Listing |
....................

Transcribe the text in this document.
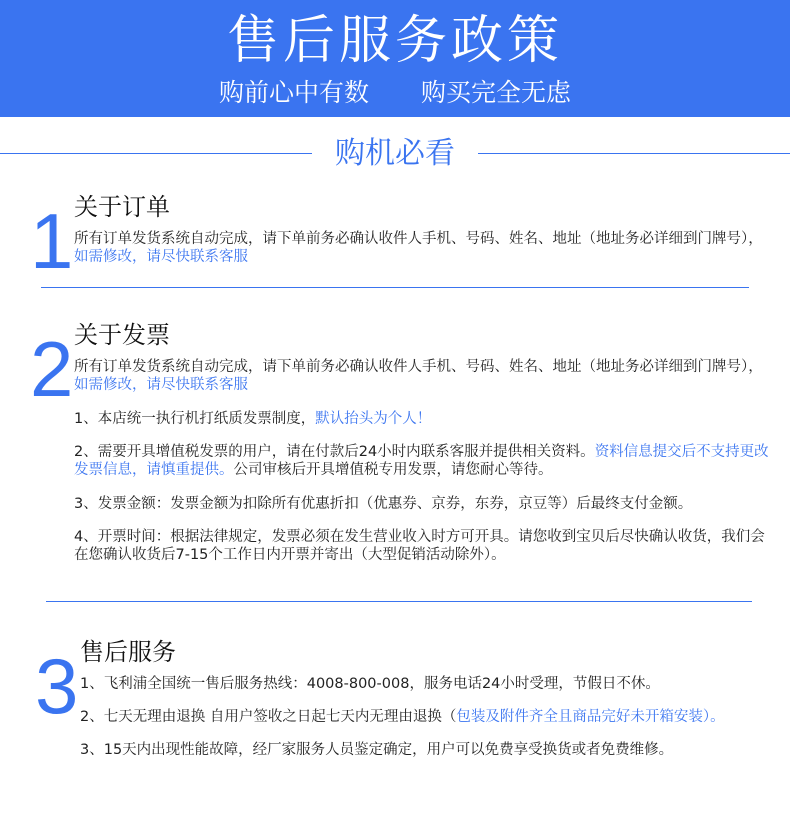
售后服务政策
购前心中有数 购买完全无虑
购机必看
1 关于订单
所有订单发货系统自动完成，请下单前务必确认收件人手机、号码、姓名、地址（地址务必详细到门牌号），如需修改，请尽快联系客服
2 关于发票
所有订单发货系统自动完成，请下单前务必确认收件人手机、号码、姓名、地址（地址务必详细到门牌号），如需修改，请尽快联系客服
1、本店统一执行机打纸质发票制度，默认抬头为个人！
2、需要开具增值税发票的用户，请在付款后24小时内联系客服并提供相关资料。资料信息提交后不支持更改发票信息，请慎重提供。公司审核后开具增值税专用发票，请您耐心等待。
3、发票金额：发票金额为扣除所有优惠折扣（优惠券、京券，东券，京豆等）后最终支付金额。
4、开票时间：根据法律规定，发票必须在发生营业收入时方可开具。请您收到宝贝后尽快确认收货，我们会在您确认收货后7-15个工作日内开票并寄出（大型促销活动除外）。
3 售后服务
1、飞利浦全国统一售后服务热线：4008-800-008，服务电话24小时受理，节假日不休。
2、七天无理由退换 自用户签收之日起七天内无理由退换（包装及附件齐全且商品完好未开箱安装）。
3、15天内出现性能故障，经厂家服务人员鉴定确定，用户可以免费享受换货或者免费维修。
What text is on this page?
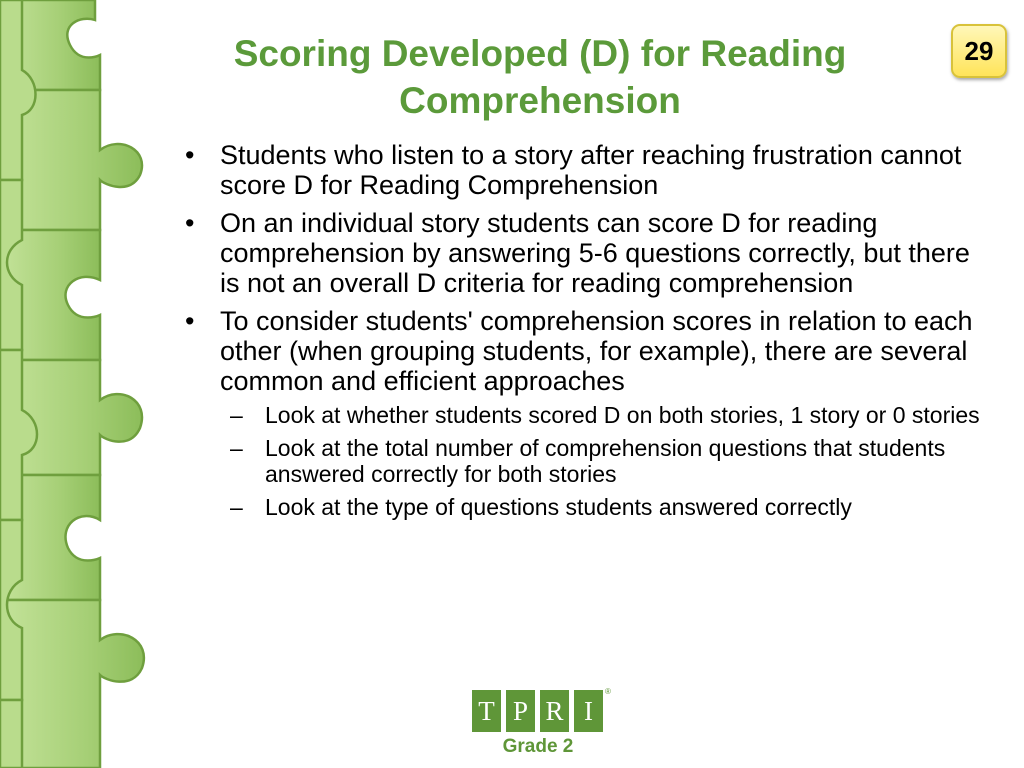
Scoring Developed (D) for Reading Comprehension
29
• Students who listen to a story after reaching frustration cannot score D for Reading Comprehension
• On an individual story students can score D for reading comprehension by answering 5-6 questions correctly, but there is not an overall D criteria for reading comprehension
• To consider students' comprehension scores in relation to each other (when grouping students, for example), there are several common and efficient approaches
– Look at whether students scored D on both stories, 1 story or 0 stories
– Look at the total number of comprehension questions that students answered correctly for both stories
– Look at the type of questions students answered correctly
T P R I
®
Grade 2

....................

Work out how many lines above have the string "both" in them, and give only the number.

2